## DIRECTIONS FOR THIS TASK
What lines in the records below hold the string "text"? Please show them.

## Dataset entries
──────

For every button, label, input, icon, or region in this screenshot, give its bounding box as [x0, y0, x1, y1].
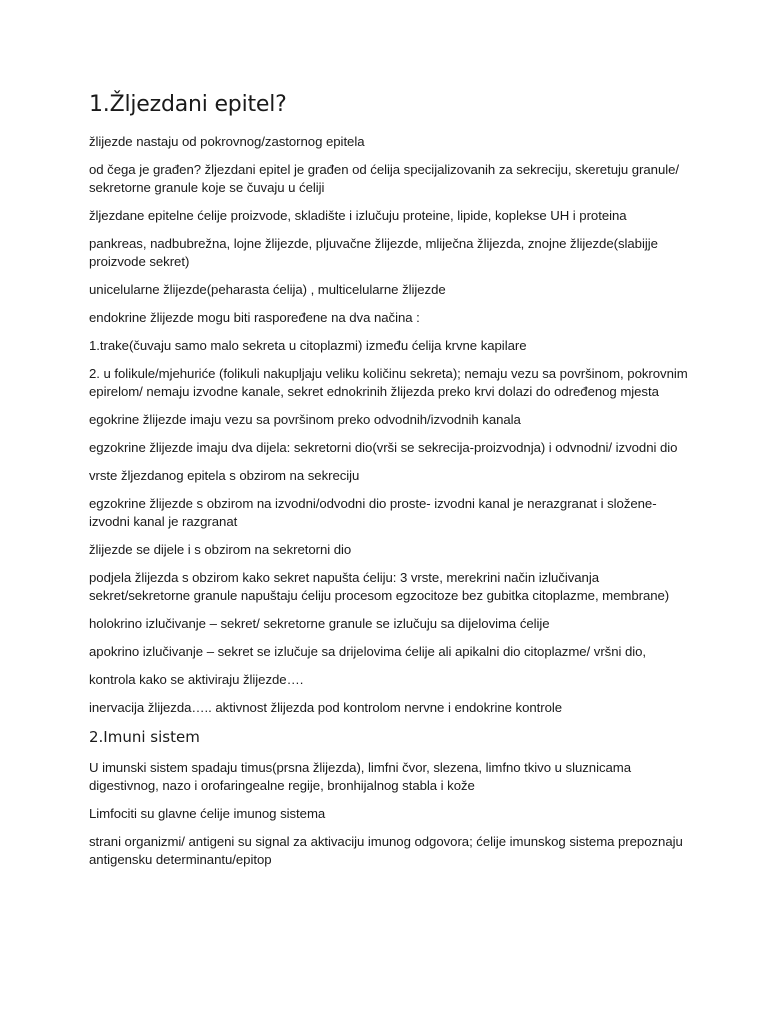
document-page	[89, 90, 689, 879]
paragraph: od čega je građen? žljezdani epitel je građen od ćelija specijalizovanih za sekreciju, skeretuju granule/ sekretorne granule koje se čuvaju u ćeliji	[89, 162, 680, 195]
paragraph: žlijezde nastaju od pokrovnog/zastornog epitela	[89, 134, 365, 149]
paragraph: 1.trake(čuvaju samo malo sekreta u citoplazmi) između ćelija krvne kapilare	[89, 338, 527, 353]
paragraph: žlijezde se dijele i s obzirom na sekretorni dio	[89, 542, 352, 557]
paragraph: vrste žljezdanog epitela s obzirom na sekreciju	[89, 468, 360, 483]
section-title: 2.Imuni sistem	[89, 728, 200, 746]
paragraph: U imunski sistem spadaju timus(prsna žlijezda), limfni čvor, slezena, limfno tkivo u sluznicama digestivnog, nazo i orofaringealne regije, bronhijalnog stabla i kože	[89, 760, 631, 793]
paragraph: apokrino izlučivanje – sekret se izlučuje sa drijelovima ćelije ali apikalni dio citoplazme/ vršni dio,	[89, 644, 647, 659]
paragraph: pankreas, nadbubrežna, lojne žlijezde, pljuvačne žlijezde, mliječna žlijezda, znojne žlijezde(slabijje proizvode sekret)	[89, 236, 658, 269]
paragraph: kontrola kako se aktiviraju žlijezde….	[89, 672, 304, 687]
paragraph: holokrino izlučivanje – sekret/ sekretorne granule se izlučuju sa dijelovima ćelije	[89, 616, 550, 631]
paragraph: egzokrine žlijezde s obzirom na izvodni/odvodni dio proste- izvodni kanal je nerazgranat i složene- izvodni kanal je razgranat	[89, 496, 657, 529]
paragraph: žljezdane epitelne ćelije proizvode, skladište i izlučuju proteine, lipide, koplekse UH i proteina	[89, 208, 627, 223]
paragraph: egokrine žlijezde imaju vezu sa površinom preko odvodnih/izvodnih kanala	[89, 412, 521, 427]
paragraph: egzokrine žlijezde imaju dva dijela: sekretorni dio(vrši se sekrecija-proizvodnja) i odvnodni/ izvodni dio	[89, 440, 678, 455]
paragraph: endokrine žlijezde mogu biti raspoređene na dva načina :	[89, 310, 420, 325]
paragraph: strani organizmi/ antigeni su signal za aktivaciju imunog odgovora; ćelije imunskog sistema prepoznaju antigensku determinantu/epitop	[89, 834, 683, 867]
section-title: 1.Žljezdani epitel?	[89, 92, 287, 117]
paragraph: Limfociti su glavne ćelije imunog sistema	[89, 806, 326, 821]
paragraph: inervacija žlijezda….. aktivnost žlijezda pod kontrolom nervne i endokrine kontrole	[89, 700, 563, 715]
paragraph: unicelularne žlijezde(peharasta ćelija) , multicelularne žlijezde	[89, 282, 446, 297]
paragraph: podjela žlijezda s obzirom kako sekret napušta ćeliju: 3 vrste, merekrini način izlučivanja sekret/sekretorne granule napuštaju ćeliju procesom egzocitoze bez gubitka citoplazme, membrane)	[89, 570, 670, 603]
paragraph: 2. u folikule/mjehuriće (folikuli nakupljaju veliku količinu sekreta); nemaju vezu sa površinom, pokrovnim epirelom/ nemaju izvodne kanale, sekret ednokrinih žlijezda preko krvi dolazi do određenog mjesta	[89, 366, 688, 399]
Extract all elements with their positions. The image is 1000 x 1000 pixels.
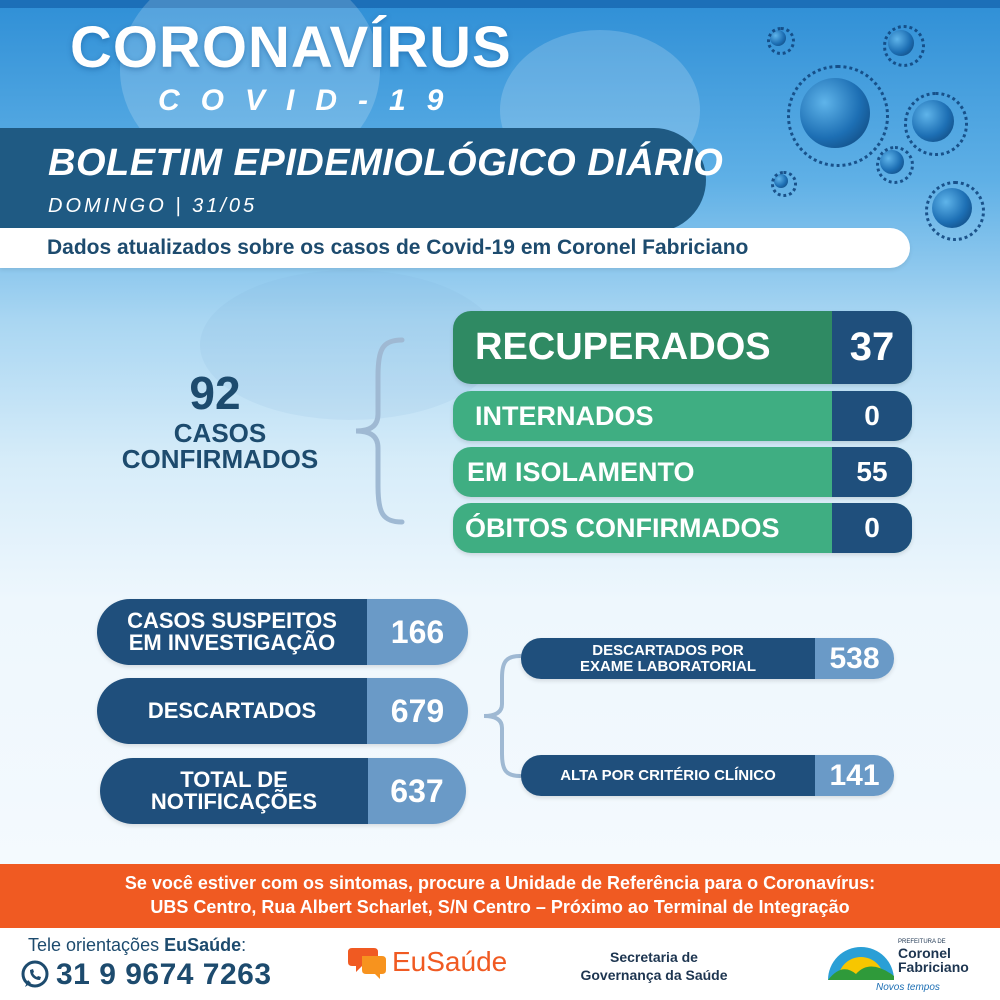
- summary-label: [100, 758, 368, 824]
- prefeitura-line2: Fabriciano: [898, 959, 969, 975]
- tele-suffix: :: [241, 935, 247, 955]
- virus-icon: [912, 100, 954, 142]
- virus-icon: [770, 30, 786, 46]
- detail-value: 538: [815, 638, 894, 679]
- page-subtitle: COVID-19: [158, 84, 465, 117]
- summary-label-line2: NOTIFICAÇÕES: [150, 789, 318, 814]
- stat-obitos: [453, 503, 912, 553]
- whatsapp-icon: [20, 960, 50, 990]
- boletim-title: BOLETIM EPIDEMIOLÓGICO DIÁRIO: [48, 142, 724, 184]
- confirmed-label-line1: CASOS: [173, 418, 267, 448]
- stat-value: 55: [832, 447, 912, 497]
- alta-clinico: [521, 755, 894, 796]
- notice-line2: UBS Centro, Rua Albert Scharlet, S/N Centro – Próximo ao Terminal de Integração: [150, 897, 850, 917]
- stat-internados: [453, 391, 912, 441]
- descartados-laboratorial: [521, 638, 894, 679]
- tele-orientacoes: [28, 935, 246, 956]
- notice-line1: Se você estiver com os sintomas, procure a Unidade de Referência para o Coronavírus:: [124, 873, 876, 893]
- eusaude-logo: [348, 944, 507, 980]
- summary-notificacoes: [100, 758, 466, 824]
- summary-label-line2: EM INVESTIGAÇÃO: [128, 630, 336, 655]
- prefeitura-tagline: Novos tempos: [876, 982, 940, 993]
- detail-label: [521, 638, 815, 679]
- stat-label: RECUPERADOS: [475, 326, 771, 368]
- confirmed-label-line2: CONFIRMADOS: [121, 444, 319, 474]
- phone-row: [20, 958, 272, 992]
- virus-icon: [800, 78, 870, 148]
- summary-value: 637: [368, 758, 466, 824]
- summary-label-line1: CASOS SUSPEITOS: [127, 608, 337, 633]
- detail-label-line1: ALTA POR CRITÉRIO CLÍNICO: [560, 766, 776, 784]
- stat-label: INTERNADOS: [475, 400, 654, 431]
- brace-icon: [350, 336, 410, 526]
- brace-icon: [478, 652, 524, 780]
- boletim-date: DOMINGO | 31/05: [48, 195, 258, 217]
- secretaria-line2: Governança da Saúde: [580, 967, 728, 983]
- chat-bubble-icon: [348, 944, 388, 980]
- detail-label-line2: EXAME LABORATORIAL: [579, 657, 757, 675]
- summary-label: [97, 599, 367, 665]
- virus-icon: [932, 188, 972, 228]
- phone-number: 31 9 9674 7263: [56, 958, 272, 991]
- summary-value: 166: [367, 599, 468, 665]
- summary-label-line1: DESCARTADOS: [147, 698, 317, 723]
- eusaude-logo-text: EuSaúde: [392, 946, 508, 977]
- detail-label-line1: DESCARTADOS POR: [592, 641, 744, 659]
- stat-value: 0: [832, 391, 912, 441]
- page-title: CORONAVÍRUS: [70, 15, 512, 80]
- summary-value: 679: [367, 678, 468, 744]
- stat-value: 0: [832, 503, 912, 553]
- stat-label: EM ISOLAMENTO: [467, 456, 695, 487]
- virus-icon: [774, 174, 788, 188]
- prefeitura-line1: Coronel: [898, 945, 951, 961]
- summary-label: [97, 678, 367, 744]
- virus-icon: [880, 150, 904, 174]
- secretaria-line1: Secretaria de: [610, 949, 698, 965]
- prefeitura-name: [898, 946, 969, 974]
- detail-label: [521, 755, 815, 796]
- summary-descartados: [97, 678, 468, 744]
- stat-value: 37: [832, 311, 912, 384]
- stat-isolamento: [453, 447, 912, 497]
- dados-text: Dados atualizados sobre os casos de Covid-19 em Coronel Fabriciano: [47, 236, 749, 259]
- tele-brand: EuSaúde: [164, 935, 242, 955]
- stat-recuperados: [453, 311, 912, 384]
- prefeitura-small-label: PREFEITURA DE: [898, 939, 946, 945]
- secretaria-text: [574, 948, 734, 984]
- confirmed-label: [100, 420, 340, 472]
- summary-suspeitos: [97, 599, 468, 665]
- virus-icon: [888, 30, 914, 56]
- detail-value: 141: [815, 755, 894, 796]
- tele-prefix: Tele orientações: [28, 935, 165, 955]
- confirmed-count: 92: [189, 367, 241, 419]
- summary-label-line1: TOTAL DE: [180, 767, 288, 792]
- prefeitura-logo-icon: [826, 932, 896, 984]
- stat-label: ÓBITOS CONFIRMADOS: [465, 512, 780, 543]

──────

## TASK RESPONSE
- eusaude-logo-text: EuSaúde: [392, 946, 508, 977]
- dados-text: Dados atualizados sobre os casos de Covid-19 em Coronel Fabriciano: [47, 236, 749, 259]
- secretaria-text: [574, 948, 734, 984]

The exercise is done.